• [TASK OBJECTIVE] Take all the material and copy it exactly.
------ TASK INPUTS ------
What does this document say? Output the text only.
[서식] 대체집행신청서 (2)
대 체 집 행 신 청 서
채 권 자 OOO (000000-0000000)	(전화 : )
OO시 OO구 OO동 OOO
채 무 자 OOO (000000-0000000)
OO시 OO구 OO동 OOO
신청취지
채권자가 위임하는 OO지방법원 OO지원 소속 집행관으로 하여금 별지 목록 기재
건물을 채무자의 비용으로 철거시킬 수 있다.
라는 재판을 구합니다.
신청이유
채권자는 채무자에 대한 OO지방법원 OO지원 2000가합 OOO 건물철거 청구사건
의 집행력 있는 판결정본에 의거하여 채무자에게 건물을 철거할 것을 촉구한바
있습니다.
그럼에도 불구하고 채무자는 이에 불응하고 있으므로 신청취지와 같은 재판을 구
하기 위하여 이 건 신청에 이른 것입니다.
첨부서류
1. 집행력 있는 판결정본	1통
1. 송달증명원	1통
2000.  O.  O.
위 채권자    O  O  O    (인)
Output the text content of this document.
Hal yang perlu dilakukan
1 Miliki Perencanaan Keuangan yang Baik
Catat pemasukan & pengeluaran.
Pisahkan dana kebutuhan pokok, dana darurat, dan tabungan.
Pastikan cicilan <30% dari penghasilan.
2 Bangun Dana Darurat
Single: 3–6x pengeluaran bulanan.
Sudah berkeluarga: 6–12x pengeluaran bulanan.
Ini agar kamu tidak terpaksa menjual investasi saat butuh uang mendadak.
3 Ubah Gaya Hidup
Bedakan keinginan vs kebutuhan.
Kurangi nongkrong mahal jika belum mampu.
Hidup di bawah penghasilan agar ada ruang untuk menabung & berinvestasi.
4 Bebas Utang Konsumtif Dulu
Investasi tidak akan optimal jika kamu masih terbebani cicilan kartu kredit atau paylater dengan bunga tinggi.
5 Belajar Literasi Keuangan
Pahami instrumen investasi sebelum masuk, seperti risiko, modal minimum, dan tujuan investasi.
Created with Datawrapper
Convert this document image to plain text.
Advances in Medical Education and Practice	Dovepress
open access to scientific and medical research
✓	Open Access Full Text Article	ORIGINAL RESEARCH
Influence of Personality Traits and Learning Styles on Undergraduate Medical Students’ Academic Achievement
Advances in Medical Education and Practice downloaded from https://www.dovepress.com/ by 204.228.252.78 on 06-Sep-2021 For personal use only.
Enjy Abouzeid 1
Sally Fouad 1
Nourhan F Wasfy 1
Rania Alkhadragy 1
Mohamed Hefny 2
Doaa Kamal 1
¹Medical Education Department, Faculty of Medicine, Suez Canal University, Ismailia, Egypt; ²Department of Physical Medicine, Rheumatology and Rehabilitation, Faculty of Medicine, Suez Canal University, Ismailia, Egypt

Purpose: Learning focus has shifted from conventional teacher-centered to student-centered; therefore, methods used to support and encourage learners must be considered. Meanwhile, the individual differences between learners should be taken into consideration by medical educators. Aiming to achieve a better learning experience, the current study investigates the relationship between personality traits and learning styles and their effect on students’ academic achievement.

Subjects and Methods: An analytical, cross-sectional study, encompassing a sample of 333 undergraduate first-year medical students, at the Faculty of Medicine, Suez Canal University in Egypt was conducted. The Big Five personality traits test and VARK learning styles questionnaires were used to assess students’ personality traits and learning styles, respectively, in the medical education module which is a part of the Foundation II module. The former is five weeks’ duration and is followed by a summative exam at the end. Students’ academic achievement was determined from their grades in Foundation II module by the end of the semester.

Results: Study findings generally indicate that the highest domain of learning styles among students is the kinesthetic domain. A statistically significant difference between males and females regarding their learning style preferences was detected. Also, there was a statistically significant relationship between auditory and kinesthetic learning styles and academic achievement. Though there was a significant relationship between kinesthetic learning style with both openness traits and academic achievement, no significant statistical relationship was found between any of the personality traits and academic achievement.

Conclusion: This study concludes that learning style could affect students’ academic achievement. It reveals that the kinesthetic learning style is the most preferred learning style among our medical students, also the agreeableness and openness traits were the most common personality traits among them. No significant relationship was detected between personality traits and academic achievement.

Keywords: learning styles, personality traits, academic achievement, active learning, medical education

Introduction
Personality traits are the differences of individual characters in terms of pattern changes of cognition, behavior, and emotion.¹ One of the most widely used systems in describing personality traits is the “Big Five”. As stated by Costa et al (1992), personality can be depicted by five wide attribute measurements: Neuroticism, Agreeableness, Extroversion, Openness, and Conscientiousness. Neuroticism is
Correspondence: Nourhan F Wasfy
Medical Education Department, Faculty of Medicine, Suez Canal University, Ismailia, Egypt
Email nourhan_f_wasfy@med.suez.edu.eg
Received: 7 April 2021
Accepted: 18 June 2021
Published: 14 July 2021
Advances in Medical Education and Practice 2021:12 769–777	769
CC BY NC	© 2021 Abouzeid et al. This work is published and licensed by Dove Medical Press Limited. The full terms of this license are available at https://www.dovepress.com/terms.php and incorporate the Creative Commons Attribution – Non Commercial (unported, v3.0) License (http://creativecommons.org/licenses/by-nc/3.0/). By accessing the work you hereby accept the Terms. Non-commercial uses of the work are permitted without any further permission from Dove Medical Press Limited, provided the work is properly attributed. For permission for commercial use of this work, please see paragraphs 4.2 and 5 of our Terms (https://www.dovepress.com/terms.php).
------
• [FINAL RESULT]
What does this document say? Output the text only.
[서식] 대체집행신청서 (2)
대 체 집 행 신 청 서
채 권 자 OOO (000000-0000000)	(전화 : )
OO시 OO구 OO동 OOO
채 무 자 OOO (000000-0000000)
OO시 OO구 OO동 OOO
신청취지
채권자가 위임하는 OO지방법원 OO지원 소속 집행관으로 하여금 별지 목록 기재
건물을 채무자의 비용으로 철거시킬 수 있다.
라는 재판을 구합니다.
신청이유
채권자는 채무자에 대한 OO지방법원 OO지원 2000가합 OOO 건물철거 청구사건
의 집행력 있는 판결정본에 의거하여 채무자에게 건물을 철거할 것을 촉구한바
있습니다.
그럼에도 불구하고 채무자는 이에 불응하고 있으므로 신청취지와 같은 재판을 구
하기 위하여 이 건 신청에 이른 것입니다.
첨부서류
1. 집행력 있는 판결정본	1통
1. 송달증명원	1통
2000.  O.  O.
위 채권자    O  O  O    (인)
Output the text content of this document.
Hal yang perlu dilakukan
1 Miliki Perencanaan Keuangan yang Baik
Catat pemasukan & pengeluaran.
Pisahkan dana kebutuhan pokok, dana darurat, dan tabungan.
Pastikan cicilan <30% dari penghasilan.
2 Bangun Dana Darurat
Single: 3–6x pengeluaran bulanan.
Sudah berkeluarga: 6–12x pengeluaran bulanan.
Ini agar kamu tidak terpaksa menjual investasi saat butuh uang mendadak.
3 Ubah Gaya Hidup
Bedakan keinginan vs kebutuhan.
Kurangi nongkrong mahal jika belum mampu.
Hidup di bawah penghasilan agar ada ruang untuk menabung & berinvestasi.
4 Bebas Utang Konsumtif Dulu
Investasi tidak akan optimal jika kamu masih terbebani cicilan kartu kredit atau paylater dengan bunga tinggi.
5 Belajar Literasi Keuangan
Pahami instrumen investasi sebelum masuk, seperti risiko, modal minimum, dan tujuan investasi.
Created with Datawrapper
Convert this document image to plain text.
Advances in Medical Education and Practice	Dovepress
open access to scientific and medical research
✓	Open Access Full Text Article	ORIGINAL RESEARCH
Influence of Personality Traits and Learning Styles on Undergraduate Medical Students’ Academic Achievement
Advances in Medical Education and Practice downloaded from https://www.dovepress.com/ by 204.228.252.78 on 06-Sep-2021 For personal use only.
Enjy Abouzeid 1
Sally Fouad 1
Nourhan F Wasfy 1
Rania Alkhadragy 1
Mohamed Hefny 2
Doaa Kamal 1
¹Medical Education Department, Faculty of Medicine, Suez Canal University, Ismailia, Egypt; ²Department of Physical Medicine, Rheumatology and Rehabilitation, Faculty of Medicine, Suez Canal University, Ismailia, Egypt

Purpose: Learning focus has shifted from conventional teacher-centered to student-centered; therefore, methods used to support and encourage learners must be considered. Meanwhile, the individual differences between learners should be taken into consideration by medical educators. Aiming to achieve a better learning experience, the current study investigates the relationship between personality traits and learning styles and their effect on students’ academic achievement.

Subjects and Methods: An analytical, cross-sectional study, encompassing a sample of 333 undergraduate first-year medical students, at the Faculty of Medicine, Suez Canal University in Egypt was conducted. The Big Five personality traits test and VARK learning styles questionnaires were used to assess students’ personality traits and learning styles, respectively, in the medical education module which is a part of the Foundation II module. The former is five weeks’ duration and is followed by a summative exam at the end. Students’ academic achievement was determined from their grades in Foundation II module by the end of the semester.

Results: Study findings generally indicate that the highest domain of learning styles among students is the kinesthetic domain. A statistically significant difference between males and females regarding their learning style preferences was detected. Also, there was a statistically significant relationship between auditory and kinesthetic learning styles and academic achievement. Though there was a significant relationship between kinesthetic learning style with both openness traits and academic achievement, no significant statistical relationship was found between any of the personality traits and academic achievement.

Conclusion: This study concludes that learning style could affect students’ academic achievement. It reveals that the kinesthetic learning style is the most preferred learning style among our medical students, also the agreeableness and openness traits were the most common personality traits among them. No significant relationship was detected between personality traits and academic achievement.

Keywords: learning styles, personality traits, academic achievement, active learning, medical education

Introduction
Personality traits are the differences of individual characters in terms of pattern changes of cognition, behavior, and emotion.¹ One of the most widely used systems in describing personality traits is the “Big Five”. As stated by Costa et al (1992), personality can be depicted by five wide attribute measurements: Neuroticism, Agreeableness, Extroversion, Openness, and Conscientiousness. Neuroticism is
Correspondence: Nourhan F Wasfy
Medical Education Department, Faculty of Medicine, Suez Canal University, Ismailia, Egypt
Email nourhan_f_wasfy@med.suez.edu.eg
Received: 7 April 2021
Accepted: 18 June 2021
Published: 14 July 2021
Advances in Medical Education and Practice 2021:12 769–777	769
CC BY NC	© 2021 Abouzeid et al. This work is published and licensed by Dove Medical Press Limited. The full terms of this license are available at https://www.dovepress.com/terms.php and incorporate the Creative Commons Attribution – Non Commercial (unported, v3.0) License (http://creativecommons.org/licenses/by-nc/3.0/). By accessing the work you hereby accept the Terms. Non-commercial uses of the work are permitted without any further permission from Dove Medical Press Limited, provided the work is properly attributed. For permission for commercial use of this work, please see paragraphs 4.2 and 5 of our Terms (https://www.dovepress.com/terms.php).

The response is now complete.